- _Problem to solve_:
Wherever the string "image" shows up in a line, count that line. Give the total alone.

[start of Exercise data]

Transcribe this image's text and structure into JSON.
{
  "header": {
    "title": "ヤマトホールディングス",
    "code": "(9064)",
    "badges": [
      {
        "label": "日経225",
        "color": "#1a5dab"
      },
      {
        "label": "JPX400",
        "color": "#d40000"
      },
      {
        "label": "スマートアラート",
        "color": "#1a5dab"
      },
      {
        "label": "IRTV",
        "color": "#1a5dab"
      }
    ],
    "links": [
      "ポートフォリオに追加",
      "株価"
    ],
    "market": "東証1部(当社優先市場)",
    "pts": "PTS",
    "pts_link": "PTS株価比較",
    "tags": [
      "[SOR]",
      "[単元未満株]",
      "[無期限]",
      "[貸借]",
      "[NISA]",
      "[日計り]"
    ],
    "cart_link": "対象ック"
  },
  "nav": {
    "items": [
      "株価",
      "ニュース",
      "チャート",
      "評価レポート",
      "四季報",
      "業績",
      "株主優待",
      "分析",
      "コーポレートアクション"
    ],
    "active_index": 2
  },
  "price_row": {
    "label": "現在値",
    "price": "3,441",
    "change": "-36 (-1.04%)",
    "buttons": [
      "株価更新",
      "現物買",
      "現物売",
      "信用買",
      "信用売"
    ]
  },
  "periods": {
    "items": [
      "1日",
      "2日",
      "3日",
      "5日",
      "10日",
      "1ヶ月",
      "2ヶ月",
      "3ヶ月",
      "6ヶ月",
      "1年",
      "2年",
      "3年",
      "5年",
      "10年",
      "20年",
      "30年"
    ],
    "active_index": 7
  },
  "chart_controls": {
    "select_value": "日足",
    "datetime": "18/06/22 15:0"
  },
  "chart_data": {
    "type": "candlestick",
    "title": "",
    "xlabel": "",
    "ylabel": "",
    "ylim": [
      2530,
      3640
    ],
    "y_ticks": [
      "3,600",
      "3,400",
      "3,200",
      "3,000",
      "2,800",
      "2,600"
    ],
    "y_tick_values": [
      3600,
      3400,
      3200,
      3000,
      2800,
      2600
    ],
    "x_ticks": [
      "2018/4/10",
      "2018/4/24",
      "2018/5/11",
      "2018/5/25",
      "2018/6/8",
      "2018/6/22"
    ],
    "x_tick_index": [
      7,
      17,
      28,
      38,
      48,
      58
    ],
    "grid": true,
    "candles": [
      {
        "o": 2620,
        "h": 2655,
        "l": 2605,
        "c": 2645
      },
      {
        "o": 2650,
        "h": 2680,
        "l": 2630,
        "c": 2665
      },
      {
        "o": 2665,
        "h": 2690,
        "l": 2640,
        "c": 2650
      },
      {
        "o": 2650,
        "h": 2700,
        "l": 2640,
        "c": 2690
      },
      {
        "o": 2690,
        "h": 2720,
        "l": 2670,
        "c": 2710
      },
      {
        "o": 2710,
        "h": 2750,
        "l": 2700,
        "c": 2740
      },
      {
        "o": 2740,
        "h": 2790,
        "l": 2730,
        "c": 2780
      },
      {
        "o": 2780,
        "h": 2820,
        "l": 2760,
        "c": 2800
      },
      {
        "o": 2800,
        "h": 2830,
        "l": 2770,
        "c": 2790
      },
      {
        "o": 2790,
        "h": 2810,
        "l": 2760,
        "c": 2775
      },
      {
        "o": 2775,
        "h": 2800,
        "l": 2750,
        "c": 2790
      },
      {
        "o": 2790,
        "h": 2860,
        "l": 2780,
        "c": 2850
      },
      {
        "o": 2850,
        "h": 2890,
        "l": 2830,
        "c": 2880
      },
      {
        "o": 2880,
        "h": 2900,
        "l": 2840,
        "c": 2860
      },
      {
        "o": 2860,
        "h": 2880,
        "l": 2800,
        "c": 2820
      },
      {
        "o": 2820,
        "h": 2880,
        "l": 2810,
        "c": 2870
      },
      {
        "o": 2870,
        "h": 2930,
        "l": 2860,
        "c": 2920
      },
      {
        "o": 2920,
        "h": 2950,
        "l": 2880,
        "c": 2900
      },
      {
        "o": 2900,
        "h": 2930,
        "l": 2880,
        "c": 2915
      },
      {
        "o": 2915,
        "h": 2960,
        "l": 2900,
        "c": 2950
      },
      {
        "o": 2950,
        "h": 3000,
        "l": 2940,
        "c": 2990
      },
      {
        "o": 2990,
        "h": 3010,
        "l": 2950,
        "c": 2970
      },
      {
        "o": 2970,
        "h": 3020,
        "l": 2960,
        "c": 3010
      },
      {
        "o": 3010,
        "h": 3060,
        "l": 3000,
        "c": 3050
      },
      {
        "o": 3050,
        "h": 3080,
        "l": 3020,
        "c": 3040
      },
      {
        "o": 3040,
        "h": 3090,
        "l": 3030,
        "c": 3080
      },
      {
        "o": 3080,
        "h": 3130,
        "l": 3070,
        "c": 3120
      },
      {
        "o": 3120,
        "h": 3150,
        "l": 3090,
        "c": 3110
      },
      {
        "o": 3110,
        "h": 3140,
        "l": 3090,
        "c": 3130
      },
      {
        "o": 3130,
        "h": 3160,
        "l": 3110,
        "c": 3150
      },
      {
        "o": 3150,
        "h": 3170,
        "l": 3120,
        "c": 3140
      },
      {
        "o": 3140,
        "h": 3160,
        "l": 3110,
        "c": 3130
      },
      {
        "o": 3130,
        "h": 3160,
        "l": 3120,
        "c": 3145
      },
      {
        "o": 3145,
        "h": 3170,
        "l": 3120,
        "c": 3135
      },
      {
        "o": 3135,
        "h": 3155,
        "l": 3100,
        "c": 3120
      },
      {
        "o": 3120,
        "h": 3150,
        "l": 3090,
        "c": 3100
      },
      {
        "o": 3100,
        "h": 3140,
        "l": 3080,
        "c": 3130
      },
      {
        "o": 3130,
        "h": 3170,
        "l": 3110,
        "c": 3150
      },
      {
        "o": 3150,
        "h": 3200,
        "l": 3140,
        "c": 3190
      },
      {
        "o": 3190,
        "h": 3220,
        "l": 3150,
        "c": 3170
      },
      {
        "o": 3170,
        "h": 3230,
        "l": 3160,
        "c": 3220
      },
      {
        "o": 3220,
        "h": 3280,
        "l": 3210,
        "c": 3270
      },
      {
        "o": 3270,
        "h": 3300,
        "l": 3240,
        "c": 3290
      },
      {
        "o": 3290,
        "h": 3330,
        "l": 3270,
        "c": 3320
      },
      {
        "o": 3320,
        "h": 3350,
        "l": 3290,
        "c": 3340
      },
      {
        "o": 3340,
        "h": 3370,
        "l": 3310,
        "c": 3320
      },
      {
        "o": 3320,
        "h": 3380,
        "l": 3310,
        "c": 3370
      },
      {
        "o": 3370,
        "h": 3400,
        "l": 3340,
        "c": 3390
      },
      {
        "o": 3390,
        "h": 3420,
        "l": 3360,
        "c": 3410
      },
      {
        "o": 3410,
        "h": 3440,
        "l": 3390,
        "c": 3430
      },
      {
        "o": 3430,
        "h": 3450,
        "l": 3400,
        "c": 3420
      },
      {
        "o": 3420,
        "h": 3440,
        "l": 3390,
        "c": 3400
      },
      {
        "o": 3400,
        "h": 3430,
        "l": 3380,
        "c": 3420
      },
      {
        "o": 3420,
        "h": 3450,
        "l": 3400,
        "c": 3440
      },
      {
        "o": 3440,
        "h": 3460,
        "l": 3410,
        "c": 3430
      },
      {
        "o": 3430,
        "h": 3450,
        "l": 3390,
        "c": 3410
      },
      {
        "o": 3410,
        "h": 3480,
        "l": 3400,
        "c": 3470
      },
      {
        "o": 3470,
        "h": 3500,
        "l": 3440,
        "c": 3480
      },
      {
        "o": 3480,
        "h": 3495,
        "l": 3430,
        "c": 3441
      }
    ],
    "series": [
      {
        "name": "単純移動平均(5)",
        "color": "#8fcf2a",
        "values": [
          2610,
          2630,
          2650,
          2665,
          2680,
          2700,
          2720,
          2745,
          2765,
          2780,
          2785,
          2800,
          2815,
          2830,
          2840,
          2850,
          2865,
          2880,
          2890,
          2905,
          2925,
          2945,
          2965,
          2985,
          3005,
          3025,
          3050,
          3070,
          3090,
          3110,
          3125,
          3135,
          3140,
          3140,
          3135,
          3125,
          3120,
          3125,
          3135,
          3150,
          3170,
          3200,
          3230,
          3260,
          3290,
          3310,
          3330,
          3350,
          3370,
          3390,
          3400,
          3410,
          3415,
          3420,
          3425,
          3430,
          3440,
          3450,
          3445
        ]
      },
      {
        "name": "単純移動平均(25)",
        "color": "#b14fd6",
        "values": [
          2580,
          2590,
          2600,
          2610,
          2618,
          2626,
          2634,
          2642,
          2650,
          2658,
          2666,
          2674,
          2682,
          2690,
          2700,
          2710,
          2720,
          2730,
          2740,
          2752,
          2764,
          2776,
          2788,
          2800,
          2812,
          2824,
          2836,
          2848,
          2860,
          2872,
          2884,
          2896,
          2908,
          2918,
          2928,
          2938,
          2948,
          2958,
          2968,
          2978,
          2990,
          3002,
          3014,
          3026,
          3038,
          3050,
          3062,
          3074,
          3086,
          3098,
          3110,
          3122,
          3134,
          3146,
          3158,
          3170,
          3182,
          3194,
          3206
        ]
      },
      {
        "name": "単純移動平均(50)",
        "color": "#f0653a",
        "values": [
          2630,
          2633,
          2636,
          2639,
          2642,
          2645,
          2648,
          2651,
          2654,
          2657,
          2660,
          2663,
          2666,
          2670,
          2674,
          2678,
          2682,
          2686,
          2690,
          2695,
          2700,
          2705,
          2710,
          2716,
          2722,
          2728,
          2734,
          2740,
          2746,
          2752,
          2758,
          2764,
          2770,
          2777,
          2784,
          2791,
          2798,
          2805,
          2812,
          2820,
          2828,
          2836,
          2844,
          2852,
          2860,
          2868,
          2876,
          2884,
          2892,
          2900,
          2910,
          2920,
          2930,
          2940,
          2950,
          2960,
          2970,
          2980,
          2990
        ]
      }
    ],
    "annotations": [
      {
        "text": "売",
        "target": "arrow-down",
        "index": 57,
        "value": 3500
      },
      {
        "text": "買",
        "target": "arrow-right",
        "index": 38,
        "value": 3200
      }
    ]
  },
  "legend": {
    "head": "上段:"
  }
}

[end of Exercise data]
[start of Exercise data]

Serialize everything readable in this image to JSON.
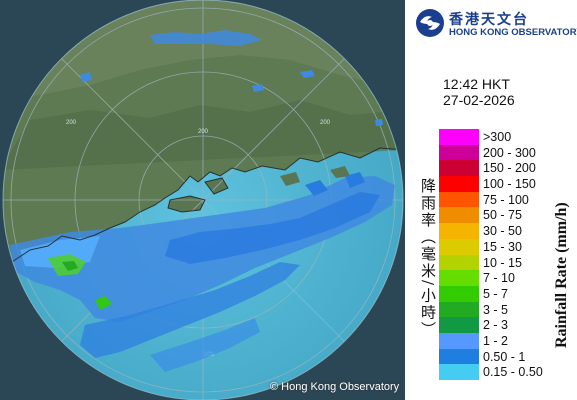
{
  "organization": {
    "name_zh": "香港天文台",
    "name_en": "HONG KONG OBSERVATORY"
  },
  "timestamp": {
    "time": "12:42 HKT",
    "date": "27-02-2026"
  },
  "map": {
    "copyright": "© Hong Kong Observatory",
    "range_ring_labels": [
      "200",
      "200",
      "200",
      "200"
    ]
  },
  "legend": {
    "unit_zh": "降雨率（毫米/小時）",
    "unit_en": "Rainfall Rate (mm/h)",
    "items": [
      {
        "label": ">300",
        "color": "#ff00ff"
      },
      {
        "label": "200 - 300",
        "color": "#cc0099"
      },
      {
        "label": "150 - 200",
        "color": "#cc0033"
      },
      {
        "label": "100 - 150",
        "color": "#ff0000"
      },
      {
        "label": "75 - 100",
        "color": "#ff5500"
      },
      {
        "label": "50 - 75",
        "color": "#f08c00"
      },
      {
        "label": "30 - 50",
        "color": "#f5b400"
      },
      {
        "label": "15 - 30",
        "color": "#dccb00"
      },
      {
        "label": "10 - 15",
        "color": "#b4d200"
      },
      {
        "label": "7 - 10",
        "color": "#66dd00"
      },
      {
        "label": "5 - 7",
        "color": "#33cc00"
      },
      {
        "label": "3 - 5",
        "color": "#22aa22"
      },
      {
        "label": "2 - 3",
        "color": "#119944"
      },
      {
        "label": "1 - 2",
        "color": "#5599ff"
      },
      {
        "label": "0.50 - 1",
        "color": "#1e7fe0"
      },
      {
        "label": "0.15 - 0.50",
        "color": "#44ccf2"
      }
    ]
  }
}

[end of Exercise data]
[start of Exercise data]

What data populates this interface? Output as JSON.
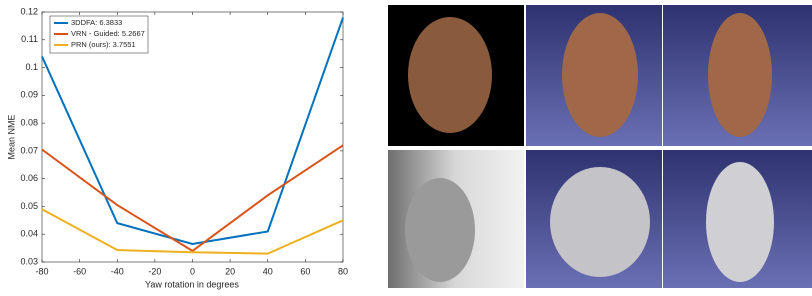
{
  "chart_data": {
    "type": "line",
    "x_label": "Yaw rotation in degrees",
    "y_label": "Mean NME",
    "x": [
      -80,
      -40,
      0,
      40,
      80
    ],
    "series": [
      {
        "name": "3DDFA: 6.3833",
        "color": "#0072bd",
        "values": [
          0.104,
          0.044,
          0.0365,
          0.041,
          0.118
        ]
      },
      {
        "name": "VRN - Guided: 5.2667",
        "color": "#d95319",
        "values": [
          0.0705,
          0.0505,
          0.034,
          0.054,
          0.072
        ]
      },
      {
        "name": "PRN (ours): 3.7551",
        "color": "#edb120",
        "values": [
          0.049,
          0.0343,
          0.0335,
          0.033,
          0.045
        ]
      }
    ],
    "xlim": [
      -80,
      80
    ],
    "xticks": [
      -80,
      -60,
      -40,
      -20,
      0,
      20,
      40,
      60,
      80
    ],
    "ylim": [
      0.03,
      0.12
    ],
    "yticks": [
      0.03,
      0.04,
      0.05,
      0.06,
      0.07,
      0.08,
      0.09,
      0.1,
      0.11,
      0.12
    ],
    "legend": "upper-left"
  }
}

[end of Exercise data]

- _Written response_:
2